* [Objective]:
Quote the entries word for word. Omit the pictures.

-----

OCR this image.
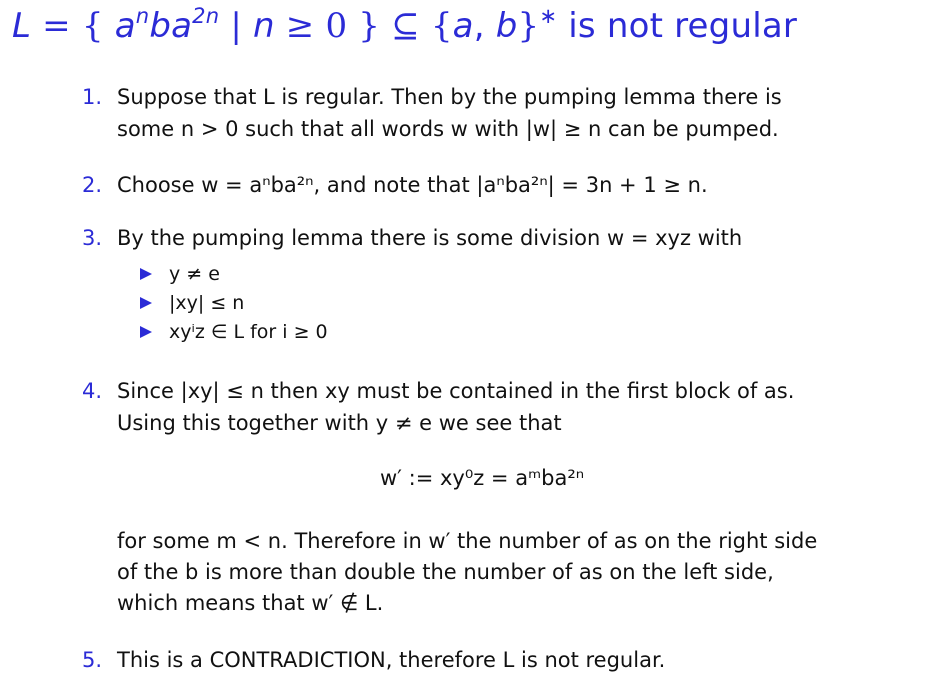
L = { $a^nba^{2n}$ | n ≥ 0 } ⊆ {a, b}∗ is not regular
1. Suppose that L is regular. Then by the pumping lemma there is
some n > 0 such that all words w with |w| ≥ n can be pumped.
2. Choose w = aⁿba²ⁿ, and note that |aⁿba²ⁿ| = 3n + 1 ≥ n.
3. By the pumping lemma there is some division w = xyz with
y ≠ e
|xy| ≤ n
xyⁱz ∈ L for i ≥ 0
4. Since |xy| ≤ n then xy must be contained in the first block of as.
Using this together with y ≠ e we see that
for some m < n. Therefore in w′ the number of as on the right side
of the b is more than double the number of as on the left side,
which means that w′ ∉ L.
w′ := xy⁰z = aᵐba²ⁿ
5. This is a CONTRADICTION, therefore L is not regular.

-----

* [Problem solution]:
OCR this image.
L = { $a^nba^{2n}$ | n ≥ 0 } ⊆ {a, b}∗ is not regular
1. Suppose that L is regular. Then by the pumping lemma there is
some n > 0 such that all words w with |w| ≥ n can be pumped.
2. Choose w = aⁿba²ⁿ, and note that |aⁿba²ⁿ| = 3n + 1 ≥ n.
3. By the pumping lemma there is some division w = xyz with
y ≠ e
|xy| ≤ n
xyⁱz ∈ L for i ≥ 0
4. Since |xy| ≤ n then xy must be contained in the first block of as.
Using this together with y ≠ e we see that
for some m < n. Therefore in w′ the number of as on the right side
of the b is more than double the number of as on the left side,
which means that w′ ∉ L.
w′ := xy⁰z = aᵐba²ⁿ
5. This is a CONTRADICTION, therefore L is not regular.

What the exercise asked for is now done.